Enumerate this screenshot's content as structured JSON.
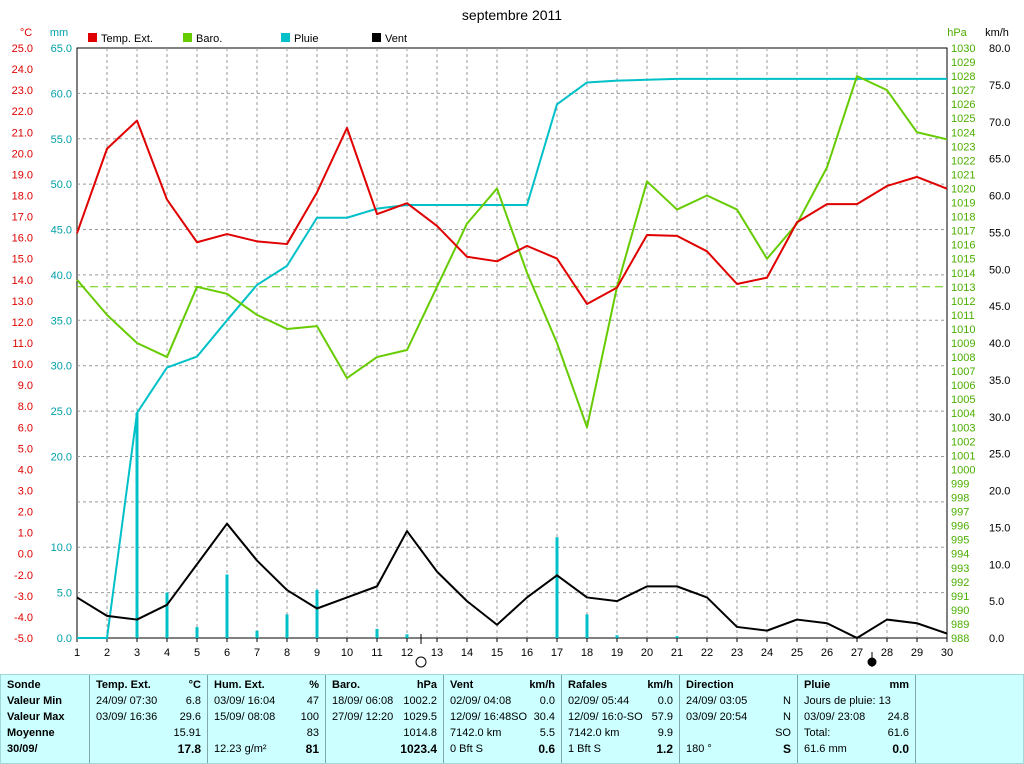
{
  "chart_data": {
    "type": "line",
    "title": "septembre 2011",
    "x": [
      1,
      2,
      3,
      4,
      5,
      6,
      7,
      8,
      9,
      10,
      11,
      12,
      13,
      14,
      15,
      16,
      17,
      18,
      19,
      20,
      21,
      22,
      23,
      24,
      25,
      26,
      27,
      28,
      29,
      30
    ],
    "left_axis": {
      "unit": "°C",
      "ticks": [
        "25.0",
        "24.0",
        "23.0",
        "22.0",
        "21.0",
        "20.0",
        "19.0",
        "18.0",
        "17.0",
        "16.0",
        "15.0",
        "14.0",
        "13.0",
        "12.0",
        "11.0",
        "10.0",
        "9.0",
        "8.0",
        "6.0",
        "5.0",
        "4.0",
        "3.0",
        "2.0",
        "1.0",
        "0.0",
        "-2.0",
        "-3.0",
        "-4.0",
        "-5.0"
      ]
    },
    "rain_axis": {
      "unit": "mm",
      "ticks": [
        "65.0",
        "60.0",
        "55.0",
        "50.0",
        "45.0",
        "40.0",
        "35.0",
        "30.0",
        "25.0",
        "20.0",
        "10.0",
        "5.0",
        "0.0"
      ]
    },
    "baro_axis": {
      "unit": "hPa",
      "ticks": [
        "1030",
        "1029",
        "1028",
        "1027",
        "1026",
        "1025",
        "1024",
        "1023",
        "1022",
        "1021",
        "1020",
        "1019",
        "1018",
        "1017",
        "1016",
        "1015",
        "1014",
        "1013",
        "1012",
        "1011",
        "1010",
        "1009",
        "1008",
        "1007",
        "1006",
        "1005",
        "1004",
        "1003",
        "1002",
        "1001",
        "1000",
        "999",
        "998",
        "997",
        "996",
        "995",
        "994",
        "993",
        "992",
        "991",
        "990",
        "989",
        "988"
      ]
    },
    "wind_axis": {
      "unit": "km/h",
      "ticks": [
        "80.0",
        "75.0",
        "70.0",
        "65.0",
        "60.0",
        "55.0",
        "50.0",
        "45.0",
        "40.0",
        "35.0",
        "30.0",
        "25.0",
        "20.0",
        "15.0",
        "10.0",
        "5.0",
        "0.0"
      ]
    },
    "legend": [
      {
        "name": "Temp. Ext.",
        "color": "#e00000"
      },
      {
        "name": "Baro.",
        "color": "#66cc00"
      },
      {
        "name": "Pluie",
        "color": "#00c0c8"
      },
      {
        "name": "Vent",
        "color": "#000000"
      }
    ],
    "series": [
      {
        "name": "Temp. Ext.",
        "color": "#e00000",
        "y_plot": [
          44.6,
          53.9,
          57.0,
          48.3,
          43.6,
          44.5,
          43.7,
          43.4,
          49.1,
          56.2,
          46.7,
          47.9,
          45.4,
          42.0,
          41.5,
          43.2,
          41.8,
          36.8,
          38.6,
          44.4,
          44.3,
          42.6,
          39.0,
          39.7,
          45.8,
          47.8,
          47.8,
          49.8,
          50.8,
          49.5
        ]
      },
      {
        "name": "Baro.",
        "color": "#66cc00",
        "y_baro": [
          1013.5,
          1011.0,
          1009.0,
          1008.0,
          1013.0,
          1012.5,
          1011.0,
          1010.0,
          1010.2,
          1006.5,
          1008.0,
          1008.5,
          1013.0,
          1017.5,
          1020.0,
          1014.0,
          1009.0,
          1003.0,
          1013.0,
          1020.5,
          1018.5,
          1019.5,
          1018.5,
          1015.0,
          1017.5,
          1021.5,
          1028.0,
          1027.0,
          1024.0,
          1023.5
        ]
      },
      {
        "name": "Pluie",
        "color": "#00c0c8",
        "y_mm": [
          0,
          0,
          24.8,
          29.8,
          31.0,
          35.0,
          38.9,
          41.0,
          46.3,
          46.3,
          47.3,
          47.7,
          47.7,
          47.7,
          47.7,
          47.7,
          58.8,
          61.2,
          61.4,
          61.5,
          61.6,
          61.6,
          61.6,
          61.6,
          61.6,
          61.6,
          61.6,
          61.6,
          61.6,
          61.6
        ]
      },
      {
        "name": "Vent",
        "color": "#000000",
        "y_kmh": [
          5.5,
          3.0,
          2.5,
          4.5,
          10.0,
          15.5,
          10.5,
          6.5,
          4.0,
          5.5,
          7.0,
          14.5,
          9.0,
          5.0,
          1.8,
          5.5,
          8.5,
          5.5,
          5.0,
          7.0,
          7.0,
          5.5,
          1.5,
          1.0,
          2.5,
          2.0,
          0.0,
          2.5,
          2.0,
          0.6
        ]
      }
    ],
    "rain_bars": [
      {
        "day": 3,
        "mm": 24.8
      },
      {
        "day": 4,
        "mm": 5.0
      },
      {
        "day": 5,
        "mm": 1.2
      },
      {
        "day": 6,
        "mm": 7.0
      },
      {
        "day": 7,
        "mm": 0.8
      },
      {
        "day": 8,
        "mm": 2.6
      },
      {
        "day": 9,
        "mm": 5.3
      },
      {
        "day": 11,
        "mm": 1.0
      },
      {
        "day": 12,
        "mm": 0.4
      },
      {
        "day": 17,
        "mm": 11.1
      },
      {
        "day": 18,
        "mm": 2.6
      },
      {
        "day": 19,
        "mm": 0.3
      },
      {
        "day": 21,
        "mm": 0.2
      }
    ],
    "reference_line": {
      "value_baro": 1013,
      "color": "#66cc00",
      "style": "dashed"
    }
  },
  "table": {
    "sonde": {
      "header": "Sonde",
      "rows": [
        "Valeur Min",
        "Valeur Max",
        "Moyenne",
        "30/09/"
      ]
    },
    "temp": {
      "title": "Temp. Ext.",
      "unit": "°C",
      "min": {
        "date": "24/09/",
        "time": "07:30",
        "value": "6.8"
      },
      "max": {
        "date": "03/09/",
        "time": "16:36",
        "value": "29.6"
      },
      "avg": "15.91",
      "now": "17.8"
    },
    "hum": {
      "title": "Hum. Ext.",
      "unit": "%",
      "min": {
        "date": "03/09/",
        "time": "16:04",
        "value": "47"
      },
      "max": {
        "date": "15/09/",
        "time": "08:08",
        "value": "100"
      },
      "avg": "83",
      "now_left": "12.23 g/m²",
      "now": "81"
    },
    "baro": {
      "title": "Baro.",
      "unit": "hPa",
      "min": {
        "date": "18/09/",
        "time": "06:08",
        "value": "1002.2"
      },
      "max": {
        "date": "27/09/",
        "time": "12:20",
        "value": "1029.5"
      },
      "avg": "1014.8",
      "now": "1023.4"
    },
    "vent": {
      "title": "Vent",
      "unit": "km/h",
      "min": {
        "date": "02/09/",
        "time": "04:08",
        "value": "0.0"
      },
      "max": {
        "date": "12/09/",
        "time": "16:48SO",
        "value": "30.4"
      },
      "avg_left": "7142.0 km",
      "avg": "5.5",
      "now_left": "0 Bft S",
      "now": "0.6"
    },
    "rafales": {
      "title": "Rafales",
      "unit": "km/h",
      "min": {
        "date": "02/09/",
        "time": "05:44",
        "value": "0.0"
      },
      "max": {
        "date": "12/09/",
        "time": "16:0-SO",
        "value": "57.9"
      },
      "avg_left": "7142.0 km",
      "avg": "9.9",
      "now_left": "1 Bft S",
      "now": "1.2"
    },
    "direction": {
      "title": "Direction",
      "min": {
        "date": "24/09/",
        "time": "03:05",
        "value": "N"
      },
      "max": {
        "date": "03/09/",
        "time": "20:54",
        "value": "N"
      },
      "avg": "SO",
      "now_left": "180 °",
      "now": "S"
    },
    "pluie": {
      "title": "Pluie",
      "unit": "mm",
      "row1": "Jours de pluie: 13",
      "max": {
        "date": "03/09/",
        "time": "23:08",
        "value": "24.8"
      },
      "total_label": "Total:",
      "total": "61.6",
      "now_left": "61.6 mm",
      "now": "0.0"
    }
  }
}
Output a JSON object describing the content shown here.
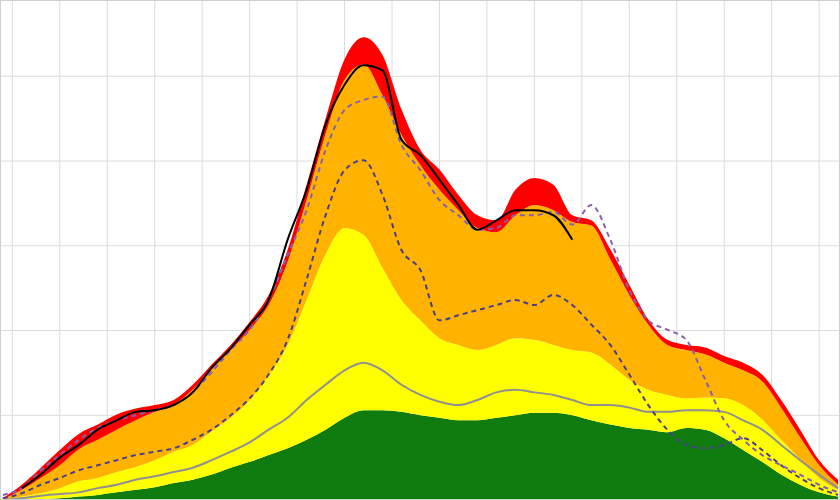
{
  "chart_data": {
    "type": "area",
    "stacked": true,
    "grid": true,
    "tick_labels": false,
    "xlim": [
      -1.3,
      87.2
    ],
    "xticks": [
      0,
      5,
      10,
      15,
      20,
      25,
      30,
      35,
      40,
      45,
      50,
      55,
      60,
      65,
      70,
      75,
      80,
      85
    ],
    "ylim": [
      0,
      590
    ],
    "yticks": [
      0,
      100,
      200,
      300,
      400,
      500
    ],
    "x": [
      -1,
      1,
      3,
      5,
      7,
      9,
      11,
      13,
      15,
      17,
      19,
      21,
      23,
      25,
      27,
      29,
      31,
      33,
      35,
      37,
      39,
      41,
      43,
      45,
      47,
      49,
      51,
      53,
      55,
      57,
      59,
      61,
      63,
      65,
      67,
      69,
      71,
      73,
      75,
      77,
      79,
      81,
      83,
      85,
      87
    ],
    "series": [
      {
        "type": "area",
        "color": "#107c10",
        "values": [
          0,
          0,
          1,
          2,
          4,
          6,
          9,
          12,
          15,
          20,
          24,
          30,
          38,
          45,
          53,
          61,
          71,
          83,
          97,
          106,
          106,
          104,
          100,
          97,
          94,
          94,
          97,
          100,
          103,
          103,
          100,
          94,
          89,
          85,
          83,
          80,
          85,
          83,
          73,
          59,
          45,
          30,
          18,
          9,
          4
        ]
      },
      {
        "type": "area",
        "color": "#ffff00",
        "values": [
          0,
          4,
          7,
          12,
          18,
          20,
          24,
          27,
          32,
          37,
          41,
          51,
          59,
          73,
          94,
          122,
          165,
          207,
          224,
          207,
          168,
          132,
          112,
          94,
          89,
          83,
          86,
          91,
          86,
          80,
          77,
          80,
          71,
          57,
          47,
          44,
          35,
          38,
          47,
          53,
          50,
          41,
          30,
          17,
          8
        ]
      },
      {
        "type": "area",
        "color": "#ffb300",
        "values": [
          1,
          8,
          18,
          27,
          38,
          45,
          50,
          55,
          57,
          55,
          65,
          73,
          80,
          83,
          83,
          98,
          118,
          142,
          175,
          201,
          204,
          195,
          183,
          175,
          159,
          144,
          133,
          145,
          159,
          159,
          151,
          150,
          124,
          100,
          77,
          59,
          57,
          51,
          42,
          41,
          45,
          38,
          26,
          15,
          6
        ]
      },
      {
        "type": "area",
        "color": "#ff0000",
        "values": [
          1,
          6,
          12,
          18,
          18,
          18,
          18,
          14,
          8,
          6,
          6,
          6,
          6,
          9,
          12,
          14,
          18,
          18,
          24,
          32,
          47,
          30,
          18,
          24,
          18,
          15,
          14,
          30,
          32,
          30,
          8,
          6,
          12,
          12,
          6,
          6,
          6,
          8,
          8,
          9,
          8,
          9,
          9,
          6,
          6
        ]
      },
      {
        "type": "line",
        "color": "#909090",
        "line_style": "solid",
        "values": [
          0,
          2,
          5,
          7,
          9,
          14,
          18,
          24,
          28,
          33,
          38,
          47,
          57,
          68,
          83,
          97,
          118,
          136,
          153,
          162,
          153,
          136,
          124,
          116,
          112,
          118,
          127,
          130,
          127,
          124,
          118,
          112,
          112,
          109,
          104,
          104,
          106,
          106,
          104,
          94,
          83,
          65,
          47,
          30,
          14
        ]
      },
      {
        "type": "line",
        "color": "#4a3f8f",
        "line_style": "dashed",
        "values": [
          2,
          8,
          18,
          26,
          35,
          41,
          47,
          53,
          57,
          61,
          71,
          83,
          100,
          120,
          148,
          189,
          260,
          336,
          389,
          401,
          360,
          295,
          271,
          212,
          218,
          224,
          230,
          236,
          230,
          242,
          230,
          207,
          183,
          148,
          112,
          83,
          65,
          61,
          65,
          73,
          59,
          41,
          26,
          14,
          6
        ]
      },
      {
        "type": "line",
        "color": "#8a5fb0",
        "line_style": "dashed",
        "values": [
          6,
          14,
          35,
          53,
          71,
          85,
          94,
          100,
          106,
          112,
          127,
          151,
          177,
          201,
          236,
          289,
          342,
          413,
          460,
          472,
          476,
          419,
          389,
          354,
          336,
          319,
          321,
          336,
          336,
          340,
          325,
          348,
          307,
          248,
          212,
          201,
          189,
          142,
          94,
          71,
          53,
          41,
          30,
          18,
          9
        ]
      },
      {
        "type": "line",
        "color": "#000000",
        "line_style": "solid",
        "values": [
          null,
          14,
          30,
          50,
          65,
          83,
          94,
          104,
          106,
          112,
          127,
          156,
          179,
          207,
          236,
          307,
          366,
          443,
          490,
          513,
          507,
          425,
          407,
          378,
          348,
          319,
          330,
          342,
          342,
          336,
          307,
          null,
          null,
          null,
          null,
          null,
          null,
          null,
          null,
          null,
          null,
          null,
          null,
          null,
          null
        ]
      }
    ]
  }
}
----------
• GIVEN INSTRUCTION:
Identify which lines contain the word "content" and copy each one.

• WORKED ANSWER:
Enumerate this screenshot's content as structured JSON.
Output a JSON object describing the content shown here.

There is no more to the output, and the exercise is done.